(begin)

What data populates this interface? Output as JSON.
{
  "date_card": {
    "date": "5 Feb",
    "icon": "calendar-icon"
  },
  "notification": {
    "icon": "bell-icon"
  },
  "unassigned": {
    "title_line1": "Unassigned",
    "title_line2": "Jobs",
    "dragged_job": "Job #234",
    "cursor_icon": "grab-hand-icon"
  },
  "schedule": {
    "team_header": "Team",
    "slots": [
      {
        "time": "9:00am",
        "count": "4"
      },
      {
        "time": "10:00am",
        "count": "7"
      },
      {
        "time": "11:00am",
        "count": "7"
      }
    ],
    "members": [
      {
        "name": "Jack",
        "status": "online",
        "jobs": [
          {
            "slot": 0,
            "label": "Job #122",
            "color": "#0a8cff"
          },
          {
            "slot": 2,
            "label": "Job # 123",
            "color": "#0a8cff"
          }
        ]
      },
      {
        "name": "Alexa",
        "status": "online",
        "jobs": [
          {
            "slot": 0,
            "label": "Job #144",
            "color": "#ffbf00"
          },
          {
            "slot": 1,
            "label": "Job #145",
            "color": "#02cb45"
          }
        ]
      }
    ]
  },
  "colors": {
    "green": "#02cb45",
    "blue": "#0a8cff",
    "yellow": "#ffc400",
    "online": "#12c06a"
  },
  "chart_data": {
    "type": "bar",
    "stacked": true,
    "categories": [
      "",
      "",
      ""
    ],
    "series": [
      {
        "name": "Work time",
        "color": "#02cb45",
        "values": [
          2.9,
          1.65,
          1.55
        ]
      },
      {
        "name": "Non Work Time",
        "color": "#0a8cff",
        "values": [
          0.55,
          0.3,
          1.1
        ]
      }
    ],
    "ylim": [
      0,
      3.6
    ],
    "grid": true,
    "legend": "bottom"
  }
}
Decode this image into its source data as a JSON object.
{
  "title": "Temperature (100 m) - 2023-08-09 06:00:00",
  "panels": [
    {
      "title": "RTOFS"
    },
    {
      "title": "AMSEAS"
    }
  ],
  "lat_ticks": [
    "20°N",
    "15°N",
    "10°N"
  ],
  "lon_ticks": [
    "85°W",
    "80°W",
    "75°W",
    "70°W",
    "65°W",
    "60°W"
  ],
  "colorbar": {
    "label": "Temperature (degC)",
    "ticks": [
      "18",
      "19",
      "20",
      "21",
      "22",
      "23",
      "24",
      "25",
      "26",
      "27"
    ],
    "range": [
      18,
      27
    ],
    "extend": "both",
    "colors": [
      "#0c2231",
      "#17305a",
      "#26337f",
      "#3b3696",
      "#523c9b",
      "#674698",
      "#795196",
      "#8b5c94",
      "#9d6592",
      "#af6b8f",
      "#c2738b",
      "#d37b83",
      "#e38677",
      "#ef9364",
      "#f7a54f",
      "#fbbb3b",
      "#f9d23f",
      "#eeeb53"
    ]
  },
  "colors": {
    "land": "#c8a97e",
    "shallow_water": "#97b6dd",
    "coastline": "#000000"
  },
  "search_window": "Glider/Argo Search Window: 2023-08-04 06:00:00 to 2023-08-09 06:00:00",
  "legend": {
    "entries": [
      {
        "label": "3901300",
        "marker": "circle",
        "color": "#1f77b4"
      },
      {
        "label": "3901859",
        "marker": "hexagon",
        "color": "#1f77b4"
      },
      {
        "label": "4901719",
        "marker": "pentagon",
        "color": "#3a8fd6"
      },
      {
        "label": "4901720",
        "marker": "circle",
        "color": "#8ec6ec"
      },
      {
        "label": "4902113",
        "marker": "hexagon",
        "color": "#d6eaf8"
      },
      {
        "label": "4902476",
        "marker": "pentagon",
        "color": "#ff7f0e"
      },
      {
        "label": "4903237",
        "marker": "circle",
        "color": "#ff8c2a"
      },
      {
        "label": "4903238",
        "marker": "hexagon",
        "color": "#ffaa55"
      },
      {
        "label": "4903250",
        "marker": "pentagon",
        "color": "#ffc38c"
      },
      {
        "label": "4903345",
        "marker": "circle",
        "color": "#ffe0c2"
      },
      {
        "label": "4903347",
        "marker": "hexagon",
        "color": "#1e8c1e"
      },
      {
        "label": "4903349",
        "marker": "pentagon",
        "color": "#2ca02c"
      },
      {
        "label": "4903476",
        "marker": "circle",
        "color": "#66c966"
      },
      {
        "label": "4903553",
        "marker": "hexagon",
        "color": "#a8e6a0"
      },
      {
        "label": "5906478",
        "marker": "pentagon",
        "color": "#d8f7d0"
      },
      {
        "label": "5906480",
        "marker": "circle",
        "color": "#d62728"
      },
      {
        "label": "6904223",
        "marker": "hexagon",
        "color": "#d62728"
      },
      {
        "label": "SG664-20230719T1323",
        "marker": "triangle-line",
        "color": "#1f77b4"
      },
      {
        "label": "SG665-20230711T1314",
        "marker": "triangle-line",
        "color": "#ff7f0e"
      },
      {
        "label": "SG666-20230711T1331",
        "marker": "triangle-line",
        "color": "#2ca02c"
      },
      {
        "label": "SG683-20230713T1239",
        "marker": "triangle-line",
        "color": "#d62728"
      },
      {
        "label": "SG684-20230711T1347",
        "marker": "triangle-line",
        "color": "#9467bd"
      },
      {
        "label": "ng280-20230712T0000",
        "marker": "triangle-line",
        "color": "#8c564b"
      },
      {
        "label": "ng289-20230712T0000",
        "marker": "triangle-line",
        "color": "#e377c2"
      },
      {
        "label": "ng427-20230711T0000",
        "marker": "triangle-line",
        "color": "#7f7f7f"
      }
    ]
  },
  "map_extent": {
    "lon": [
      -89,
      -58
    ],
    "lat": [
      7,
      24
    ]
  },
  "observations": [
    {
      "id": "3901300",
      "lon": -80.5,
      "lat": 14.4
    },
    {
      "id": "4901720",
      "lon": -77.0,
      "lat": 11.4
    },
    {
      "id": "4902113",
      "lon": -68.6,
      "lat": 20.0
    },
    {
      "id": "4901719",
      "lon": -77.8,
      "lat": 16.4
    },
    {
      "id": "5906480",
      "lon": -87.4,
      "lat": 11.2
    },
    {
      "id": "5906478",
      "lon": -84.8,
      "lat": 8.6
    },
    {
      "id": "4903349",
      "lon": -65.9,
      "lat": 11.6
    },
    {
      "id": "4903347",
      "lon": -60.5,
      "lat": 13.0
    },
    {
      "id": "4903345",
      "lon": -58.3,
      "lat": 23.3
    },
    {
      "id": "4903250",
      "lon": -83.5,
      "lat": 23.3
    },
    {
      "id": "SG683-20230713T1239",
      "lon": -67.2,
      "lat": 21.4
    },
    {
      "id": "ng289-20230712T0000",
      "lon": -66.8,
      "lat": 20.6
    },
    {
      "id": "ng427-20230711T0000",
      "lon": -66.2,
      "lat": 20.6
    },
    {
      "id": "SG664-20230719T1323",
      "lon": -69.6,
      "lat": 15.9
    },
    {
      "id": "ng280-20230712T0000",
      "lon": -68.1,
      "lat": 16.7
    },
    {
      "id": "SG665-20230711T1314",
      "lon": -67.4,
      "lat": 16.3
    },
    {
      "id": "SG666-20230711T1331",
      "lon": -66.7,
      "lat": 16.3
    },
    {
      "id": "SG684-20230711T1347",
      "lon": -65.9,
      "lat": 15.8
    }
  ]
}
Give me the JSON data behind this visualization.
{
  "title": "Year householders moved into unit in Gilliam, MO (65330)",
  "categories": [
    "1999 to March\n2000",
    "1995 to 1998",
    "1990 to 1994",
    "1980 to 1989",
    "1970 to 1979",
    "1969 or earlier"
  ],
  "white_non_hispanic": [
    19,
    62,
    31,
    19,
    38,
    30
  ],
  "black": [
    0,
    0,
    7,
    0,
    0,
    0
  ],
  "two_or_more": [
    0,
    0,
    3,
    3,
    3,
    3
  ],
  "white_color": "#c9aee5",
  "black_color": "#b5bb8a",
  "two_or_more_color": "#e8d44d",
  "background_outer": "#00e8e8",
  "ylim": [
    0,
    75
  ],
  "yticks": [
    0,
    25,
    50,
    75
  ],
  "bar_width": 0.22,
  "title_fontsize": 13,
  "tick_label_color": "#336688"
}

(end)

Set problem
Set down only these lines, exactly: the line containing "Give me the" and each line after it, through the end of the listing.

The result
Give me the JSON data behind this visualization.
{
  "title": "Year householders moved into unit in Gilliam, MO (65330)",
  "categories": [
    "1999 to March\n2000",
    "1995 to 1998",
    "1990 to 1994",
    "1980 to 1989",
    "1970 to 1979",
    "1969 or earlier"
  ],
  "white_non_hispanic": [
    19,
    62,
    31,
    19,
    38,
    30
  ],
  "black": [
    0,
    0,
    7,
    0,
    0,
    0
  ],
  "two_or_more": [
    0,
    0,
    3,
    3,
    3,
    3
  ],
  "white_color": "#c9aee5",
  "black_color": "#b5bb8a",
  "two_or_more_color": "#e8d44d",
  "background_outer": "#00e8e8",
  "ylim": [
    0,
    75
  ],
  "yticks": [
    0,
    25,
    50,
    75
  ],
  "bar_width": 0.22,
  "title_fontsize": 13,
  "tick_label_color": "#336688"
}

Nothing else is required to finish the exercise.